[Excerpts from a dataset]
◇ ◇ ◇ ◇ ◇

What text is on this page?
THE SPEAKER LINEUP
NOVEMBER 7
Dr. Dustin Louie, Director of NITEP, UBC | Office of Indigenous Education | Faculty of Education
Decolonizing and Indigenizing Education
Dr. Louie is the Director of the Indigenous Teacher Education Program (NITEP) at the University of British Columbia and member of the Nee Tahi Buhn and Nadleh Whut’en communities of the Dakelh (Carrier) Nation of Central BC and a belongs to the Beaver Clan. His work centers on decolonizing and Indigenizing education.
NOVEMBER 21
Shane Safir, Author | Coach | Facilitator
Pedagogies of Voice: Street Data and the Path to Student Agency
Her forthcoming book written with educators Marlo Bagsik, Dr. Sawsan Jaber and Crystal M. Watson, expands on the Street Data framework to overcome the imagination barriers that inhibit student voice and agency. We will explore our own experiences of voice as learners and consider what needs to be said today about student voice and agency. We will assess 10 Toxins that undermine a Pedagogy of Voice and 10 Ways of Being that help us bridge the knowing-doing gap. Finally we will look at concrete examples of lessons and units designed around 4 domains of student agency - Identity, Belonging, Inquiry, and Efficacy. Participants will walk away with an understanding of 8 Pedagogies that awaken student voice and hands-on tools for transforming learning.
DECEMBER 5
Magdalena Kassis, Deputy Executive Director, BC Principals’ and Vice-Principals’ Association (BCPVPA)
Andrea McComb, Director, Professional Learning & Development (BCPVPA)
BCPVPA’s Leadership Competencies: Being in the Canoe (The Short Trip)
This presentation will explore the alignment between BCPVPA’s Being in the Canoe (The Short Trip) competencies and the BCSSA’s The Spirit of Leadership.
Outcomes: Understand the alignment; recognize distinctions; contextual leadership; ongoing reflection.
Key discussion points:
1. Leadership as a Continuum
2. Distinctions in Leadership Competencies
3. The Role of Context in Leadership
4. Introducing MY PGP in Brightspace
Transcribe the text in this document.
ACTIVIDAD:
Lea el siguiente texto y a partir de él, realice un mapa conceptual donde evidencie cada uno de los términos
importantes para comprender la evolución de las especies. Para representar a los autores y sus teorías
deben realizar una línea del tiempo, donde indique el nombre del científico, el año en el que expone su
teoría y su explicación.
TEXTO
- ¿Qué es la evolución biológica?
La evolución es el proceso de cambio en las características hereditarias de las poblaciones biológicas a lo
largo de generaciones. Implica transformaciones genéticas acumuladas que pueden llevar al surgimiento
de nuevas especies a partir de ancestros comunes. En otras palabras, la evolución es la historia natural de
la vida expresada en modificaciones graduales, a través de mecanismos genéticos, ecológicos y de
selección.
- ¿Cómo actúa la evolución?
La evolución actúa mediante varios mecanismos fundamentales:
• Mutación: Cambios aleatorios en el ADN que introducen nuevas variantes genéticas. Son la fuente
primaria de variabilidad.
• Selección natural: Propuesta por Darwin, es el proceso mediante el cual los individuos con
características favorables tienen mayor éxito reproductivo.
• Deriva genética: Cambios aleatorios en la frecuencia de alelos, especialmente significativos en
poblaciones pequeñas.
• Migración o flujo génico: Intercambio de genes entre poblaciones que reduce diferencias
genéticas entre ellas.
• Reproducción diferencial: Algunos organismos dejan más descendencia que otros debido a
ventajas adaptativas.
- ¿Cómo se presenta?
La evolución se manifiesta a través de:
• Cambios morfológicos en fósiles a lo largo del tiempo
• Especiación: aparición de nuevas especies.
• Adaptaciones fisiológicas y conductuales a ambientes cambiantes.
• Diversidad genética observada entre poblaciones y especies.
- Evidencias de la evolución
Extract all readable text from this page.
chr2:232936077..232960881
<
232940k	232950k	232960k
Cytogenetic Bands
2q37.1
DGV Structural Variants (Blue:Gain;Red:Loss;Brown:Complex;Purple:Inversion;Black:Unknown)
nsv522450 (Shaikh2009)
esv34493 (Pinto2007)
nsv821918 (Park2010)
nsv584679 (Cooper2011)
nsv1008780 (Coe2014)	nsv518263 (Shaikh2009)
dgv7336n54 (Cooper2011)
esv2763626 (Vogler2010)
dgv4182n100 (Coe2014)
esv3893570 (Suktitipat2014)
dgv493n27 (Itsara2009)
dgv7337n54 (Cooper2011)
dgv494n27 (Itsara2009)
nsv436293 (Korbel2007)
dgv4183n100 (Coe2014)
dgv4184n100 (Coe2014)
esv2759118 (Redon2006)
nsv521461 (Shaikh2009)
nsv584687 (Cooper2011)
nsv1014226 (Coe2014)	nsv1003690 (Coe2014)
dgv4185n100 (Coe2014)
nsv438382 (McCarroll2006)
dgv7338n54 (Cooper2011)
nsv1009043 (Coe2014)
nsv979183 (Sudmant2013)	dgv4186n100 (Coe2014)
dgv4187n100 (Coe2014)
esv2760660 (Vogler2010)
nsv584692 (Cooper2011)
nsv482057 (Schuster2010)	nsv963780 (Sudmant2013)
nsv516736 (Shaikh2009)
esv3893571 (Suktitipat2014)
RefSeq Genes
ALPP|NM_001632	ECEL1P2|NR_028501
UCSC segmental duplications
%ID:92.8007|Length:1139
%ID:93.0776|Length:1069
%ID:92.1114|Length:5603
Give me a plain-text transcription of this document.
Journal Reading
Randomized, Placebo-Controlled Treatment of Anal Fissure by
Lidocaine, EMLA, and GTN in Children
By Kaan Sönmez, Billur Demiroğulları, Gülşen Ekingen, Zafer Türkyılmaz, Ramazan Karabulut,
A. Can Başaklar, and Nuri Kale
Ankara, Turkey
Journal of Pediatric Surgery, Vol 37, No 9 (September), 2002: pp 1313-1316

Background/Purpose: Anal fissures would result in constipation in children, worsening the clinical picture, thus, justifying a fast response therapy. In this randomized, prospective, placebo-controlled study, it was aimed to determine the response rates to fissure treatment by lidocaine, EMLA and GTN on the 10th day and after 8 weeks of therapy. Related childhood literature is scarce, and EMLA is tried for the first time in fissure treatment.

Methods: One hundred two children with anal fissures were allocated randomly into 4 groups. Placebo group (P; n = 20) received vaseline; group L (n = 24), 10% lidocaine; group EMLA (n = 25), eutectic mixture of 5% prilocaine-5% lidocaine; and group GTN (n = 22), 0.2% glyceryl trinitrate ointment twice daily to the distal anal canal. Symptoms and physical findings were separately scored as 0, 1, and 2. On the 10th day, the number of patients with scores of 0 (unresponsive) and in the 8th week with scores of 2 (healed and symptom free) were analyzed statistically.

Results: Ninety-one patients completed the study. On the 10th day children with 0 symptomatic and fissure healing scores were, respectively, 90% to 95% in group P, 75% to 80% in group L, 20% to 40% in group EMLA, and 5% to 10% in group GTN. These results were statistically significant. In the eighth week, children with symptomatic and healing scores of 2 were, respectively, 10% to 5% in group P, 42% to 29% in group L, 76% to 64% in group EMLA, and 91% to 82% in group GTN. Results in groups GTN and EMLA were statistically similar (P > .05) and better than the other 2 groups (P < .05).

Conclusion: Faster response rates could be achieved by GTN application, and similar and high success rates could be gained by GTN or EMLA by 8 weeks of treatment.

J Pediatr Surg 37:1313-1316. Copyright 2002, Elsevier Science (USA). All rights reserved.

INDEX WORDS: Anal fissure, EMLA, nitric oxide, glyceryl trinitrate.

◇ ◇ ◇ ◇ ◇

◆ **WORK INSTRUCTION**: Retype every entry above, word for word.

◆ **PROBLEM SOLUTION**:
What text is on this page?
THE SPEAKER LINEUP
NOVEMBER 7
Dr. Dustin Louie, Director of NITEP, UBC | Office of Indigenous Education | Faculty of Education
Decolonizing and Indigenizing Education
Dr. Louie is the Director of the Indigenous Teacher Education Program (NITEP) at the University of British Columbia and member of the Nee Tahi Buhn and Nadleh Whut’en communities of the Dakelh (Carrier) Nation of Central BC and a belongs to the Beaver Clan. His work centers on decolonizing and Indigenizing education.
NOVEMBER 21
Shane Safir, Author | Coach | Facilitator
Pedagogies of Voice: Street Data and the Path to Student Agency
Her forthcoming book written with educators Marlo Bagsik, Dr. Sawsan Jaber and Crystal M. Watson, expands on the Street Data framework to overcome the imagination barriers that inhibit student voice and agency. We will explore our own experiences of voice as learners and consider what needs to be said today about student voice and agency. We will assess 10 Toxins that undermine a Pedagogy of Voice and 10 Ways of Being that help us bridge the knowing-doing gap. Finally we will look at concrete examples of lessons and units designed around 4 domains of student agency - Identity, Belonging, Inquiry, and Efficacy. Participants will walk away with an understanding of 8 Pedagogies that awaken student voice and hands-on tools for transforming learning.
DECEMBER 5
Magdalena Kassis, Deputy Executive Director, BC Principals’ and Vice-Principals’ Association (BCPVPA)
Andrea McComb, Director, Professional Learning & Development (BCPVPA)
BCPVPA’s Leadership Competencies: Being in the Canoe (The Short Trip)
This presentation will explore the alignment between BCPVPA’s Being in the Canoe (The Short Trip) competencies and the BCSSA’s The Spirit of Leadership.
Outcomes: Understand the alignment; recognize distinctions; contextual leadership; ongoing reflection.
Key discussion points:
1. Leadership as a Continuum
2. Distinctions in Leadership Competencies
3. The Role of Context in Leadership
4. Introducing MY PGP in Brightspace
Transcribe the text in this document.
ACTIVIDAD:
Lea el siguiente texto y a partir de él, realice un mapa conceptual donde evidencie cada uno de los términos
importantes para comprender la evolución de las especies. Para representar a los autores y sus teorías
deben realizar una línea del tiempo, donde indique el nombre del científico, el año en el que expone su
teoría y su explicación.
TEXTO
- ¿Qué es la evolución biológica?
La evolución es el proceso de cambio en las características hereditarias de las poblaciones biológicas a lo
largo de generaciones. Implica transformaciones genéticas acumuladas que pueden llevar al surgimiento
de nuevas especies a partir de ancestros comunes. En otras palabras, la evolución es la historia natural de
la vida expresada en modificaciones graduales, a través de mecanismos genéticos, ecológicos y de
selección.
- ¿Cómo actúa la evolución?
La evolución actúa mediante varios mecanismos fundamentales:
• Mutación: Cambios aleatorios en el ADN que introducen nuevas variantes genéticas. Son la fuente
primaria de variabilidad.
• Selección natural: Propuesta por Darwin, es el proceso mediante el cual los individuos con
características favorables tienen mayor éxito reproductivo.
• Deriva genética: Cambios aleatorios en la frecuencia de alelos, especialmente significativos en
poblaciones pequeñas.
• Migración o flujo génico: Intercambio de genes entre poblaciones que reduce diferencias
genéticas entre ellas.
• Reproducción diferencial: Algunos organismos dejan más descendencia que otros debido a
ventajas adaptativas.
- ¿Cómo se presenta?
La evolución se manifiesta a través de:
• Cambios morfológicos en fósiles a lo largo del tiempo
• Especiación: aparición de nuevas especies.
• Adaptaciones fisiológicas y conductuales a ambientes cambiantes.
• Diversidad genética observada entre poblaciones y especies.
- Evidencias de la evolución
Extract all readable text from this page.
chr2:232936077..232960881
<
232940k	232950k	232960k
Cytogenetic Bands
2q37.1
DGV Structural Variants (Blue:Gain;Red:Loss;Brown:Complex;Purple:Inversion;Black:Unknown)
nsv522450 (Shaikh2009)
esv34493 (Pinto2007)
nsv821918 (Park2010)
nsv584679 (Cooper2011)
nsv1008780 (Coe2014)	nsv518263 (Shaikh2009)
dgv7336n54 (Cooper2011)
esv2763626 (Vogler2010)
dgv4182n100 (Coe2014)
esv3893570 (Suktitipat2014)
dgv493n27 (Itsara2009)
dgv7337n54 (Cooper2011)
dgv494n27 (Itsara2009)
nsv436293 (Korbel2007)
dgv4183n100 (Coe2014)
dgv4184n100 (Coe2014)
esv2759118 (Redon2006)
nsv521461 (Shaikh2009)
nsv584687 (Cooper2011)
nsv1014226 (Coe2014)	nsv1003690 (Coe2014)
dgv4185n100 (Coe2014)
nsv438382 (McCarroll2006)
dgv7338n54 (Cooper2011)
nsv1009043 (Coe2014)
nsv979183 (Sudmant2013)	dgv4186n100 (Coe2014)
dgv4187n100 (Coe2014)
esv2760660 (Vogler2010)
nsv584692 (Cooper2011)
nsv482057 (Schuster2010)	nsv963780 (Sudmant2013)
nsv516736 (Shaikh2009)
esv3893571 (Suktitipat2014)
RefSeq Genes
ALPP|NM_001632	ECEL1P2|NR_028501
UCSC segmental duplications
%ID:92.8007|Length:1139
%ID:93.0776|Length:1069
%ID:92.1114|Length:5603
Give me a plain-text transcription of this document.
Journal Reading
Randomized, Placebo-Controlled Treatment of Anal Fissure by
Lidocaine, EMLA, and GTN in Children
By Kaan Sönmez, Billur Demiroğulları, Gülşen Ekingen, Zafer Türkyılmaz, Ramazan Karabulut,
A. Can Başaklar, and Nuri Kale
Ankara, Turkey
Journal of Pediatric Surgery, Vol 37, No 9 (September), 2002: pp 1313-1316

Background/Purpose: Anal fissures would result in constipation in children, worsening the clinical picture, thus, justifying a fast response therapy. In this randomized, prospective, placebo-controlled study, it was aimed to determine the response rates to fissure treatment by lidocaine, EMLA and GTN on the 10th day and after 8 weeks of therapy. Related childhood literature is scarce, and EMLA is tried for the first time in fissure treatment.

Methods: One hundred two children with anal fissures were allocated randomly into 4 groups. Placebo group (P; n = 20) received vaseline; group L (n = 24), 10% lidocaine; group EMLA (n = 25), eutectic mixture of 5% prilocaine-5% lidocaine; and group GTN (n = 22), 0.2% glyceryl trinitrate ointment twice daily to the distal anal canal. Symptoms and physical findings were separately scored as 0, 1, and 2. On the 10th day, the number of patients with scores of 0 (unresponsive) and in the 8th week with scores of 2 (healed and symptom free) were analyzed statistically.

Results: Ninety-one patients completed the study. On the 10th day children with 0 symptomatic and fissure healing scores were, respectively, 90% to 95% in group P, 75% to 80% in group L, 20% to 40% in group EMLA, and 5% to 10% in group GTN. These results were statistically significant. In the eighth week, children with symptomatic and healing scores of 2 were, respectively, 10% to 5% in group P, 42% to 29% in group L, 76% to 64% in group EMLA, and 91% to 82% in group GTN. Results in groups GTN and EMLA were statistically similar (P > .05) and better than the other 2 groups (P < .05).

Conclusion: Faster response rates could be achieved by GTN application, and similar and high success rates could be gained by GTN or EMLA by 8 weeks of treatment.

J Pediatr Surg 37:1313-1316. Copyright 2002, Elsevier Science (USA). All rights reserved.

INDEX WORDS: Anal fissure, EMLA, nitric oxide, glyceryl trinitrate.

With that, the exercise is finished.